Work through the entries below and report how many lines include "SRMTID". The number alone is the answer.

## start DATASET ROWS

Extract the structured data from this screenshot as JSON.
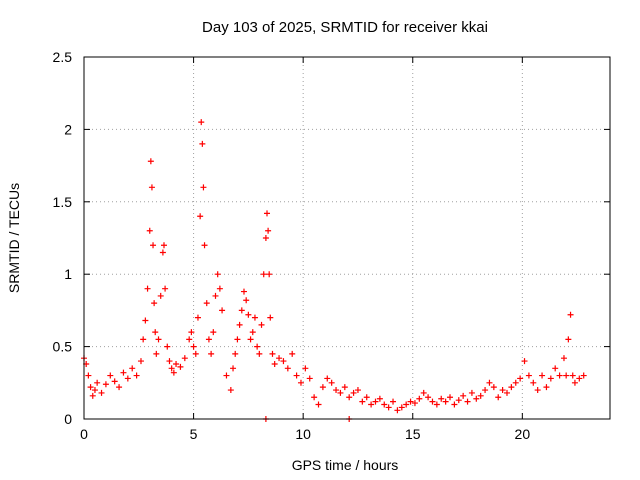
{
  "chart_data": {
    "type": "scatter",
    "title": "Day 103 of 2025, SRMTID for receiver kkai",
    "xlabel": "GPS time / hours",
    "ylabel": "SRMTID / TECUs",
    "xlim": [
      0,
      24
    ],
    "ylim": [
      0,
      2.5
    ],
    "xticks": [
      0,
      5,
      10,
      15,
      20
    ],
    "xtick_labels": [
      "0",
      "5",
      "10",
      "15",
      "20"
    ],
    "yticks": [
      0,
      0.5,
      1,
      1.5,
      2,
      2.5
    ],
    "ytick_labels": [
      "0",
      "0.5",
      "1",
      "1.5",
      "2",
      "2.5"
    ],
    "grid": true,
    "marker": "+",
    "series": [
      {
        "name": "SRMTID",
        "color": "#ff0000",
        "x": [
          0.0,
          0.1,
          0.2,
          0.3,
          0.4,
          0.5,
          0.6,
          0.8,
          1.0,
          1.2,
          1.4,
          1.6,
          1.8,
          2.0,
          2.2,
          2.4,
          2.6,
          2.7,
          2.8,
          2.9,
          3.0,
          3.05,
          3.1,
          3.15,
          3.2,
          3.25,
          3.3,
          3.4,
          3.5,
          3.6,
          3.65,
          3.7,
          3.8,
          3.9,
          4.0,
          4.1,
          4.2,
          4.4,
          4.6,
          4.8,
          4.9,
          5.0,
          5.1,
          5.2,
          5.3,
          5.35,
          5.4,
          5.45,
          5.5,
          5.6,
          5.7,
          5.8,
          5.9,
          6.0,
          6.1,
          6.2,
          6.3,
          6.5,
          6.7,
          6.8,
          6.9,
          7.0,
          7.1,
          7.2,
          7.3,
          7.4,
          7.5,
          7.6,
          7.7,
          7.8,
          7.9,
          8.0,
          8.1,
          8.2,
          8.3,
          8.35,
          8.4,
          8.45,
          8.5,
          8.6,
          8.7,
          8.9,
          9.1,
          9.3,
          9.5,
          9.7,
          9.9,
          10.1,
          10.3,
          10.5,
          10.7,
          10.9,
          11.1,
          11.3,
          11.5,
          11.7,
          11.9,
          12.1,
          12.3,
          12.5,
          12.7,
          12.9,
          13.1,
          13.3,
          13.5,
          13.7,
          13.9,
          14.1,
          14.3,
          14.5,
          14.7,
          14.9,
          15.1,
          15.3,
          15.5,
          15.7,
          15.9,
          16.1,
          16.3,
          16.5,
          16.7,
          16.9,
          17.1,
          17.3,
          17.5,
          17.7,
          17.9,
          18.1,
          18.3,
          18.5,
          18.7,
          18.9,
          19.1,
          19.3,
          19.5,
          19.7,
          19.9,
          20.1,
          20.3,
          20.5,
          20.7,
          20.9,
          21.1,
          21.3,
          21.5,
          21.7,
          21.9,
          22.0,
          22.1,
          22.2,
          22.3,
          22.4,
          22.6,
          22.8,
          8.3,
          12.1
        ],
        "y": [
          0.42,
          0.38,
          0.3,
          0.22,
          0.16,
          0.2,
          0.25,
          0.18,
          0.24,
          0.3,
          0.26,
          0.22,
          0.32,
          0.28,
          0.35,
          0.3,
          0.4,
          0.55,
          0.68,
          0.9,
          1.3,
          1.78,
          1.6,
          1.2,
          0.8,
          0.6,
          0.45,
          0.55,
          0.85,
          1.15,
          1.2,
          0.9,
          0.5,
          0.4,
          0.35,
          0.32,
          0.38,
          0.36,
          0.42,
          0.55,
          0.6,
          0.5,
          0.45,
          0.7,
          1.4,
          2.05,
          1.9,
          1.6,
          1.2,
          0.8,
          0.55,
          0.45,
          0.6,
          0.85,
          1.0,
          0.9,
          0.75,
          0.3,
          0.2,
          0.35,
          0.45,
          0.55,
          0.65,
          0.75,
          0.88,
          0.82,
          0.72,
          0.55,
          0.6,
          0.7,
          0.5,
          0.45,
          0.65,
          1.0,
          1.25,
          1.42,
          1.3,
          1.0,
          0.7,
          0.45,
          0.38,
          0.42,
          0.4,
          0.35,
          0.45,
          0.3,
          0.25,
          0.35,
          0.28,
          0.15,
          0.1,
          0.22,
          0.28,
          0.25,
          0.2,
          0.18,
          0.22,
          0.15,
          0.18,
          0.2,
          0.12,
          0.15,
          0.1,
          0.12,
          0.14,
          0.1,
          0.08,
          0.12,
          0.06,
          0.08,
          0.1,
          0.12,
          0.11,
          0.14,
          0.18,
          0.15,
          0.12,
          0.1,
          0.14,
          0.12,
          0.15,
          0.1,
          0.13,
          0.16,
          0.12,
          0.18,
          0.14,
          0.16,
          0.2,
          0.25,
          0.22,
          0.15,
          0.2,
          0.18,
          0.22,
          0.25,
          0.28,
          0.4,
          0.3,
          0.25,
          0.2,
          0.3,
          0.22,
          0.28,
          0.35,
          0.3,
          0.42,
          0.3,
          0.55,
          0.72,
          0.3,
          0.25,
          0.28,
          0.3,
          0.0,
          0.0
        ]
      }
    ]
  }
}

## end DATASET ROWS

FULL OUTPUT
3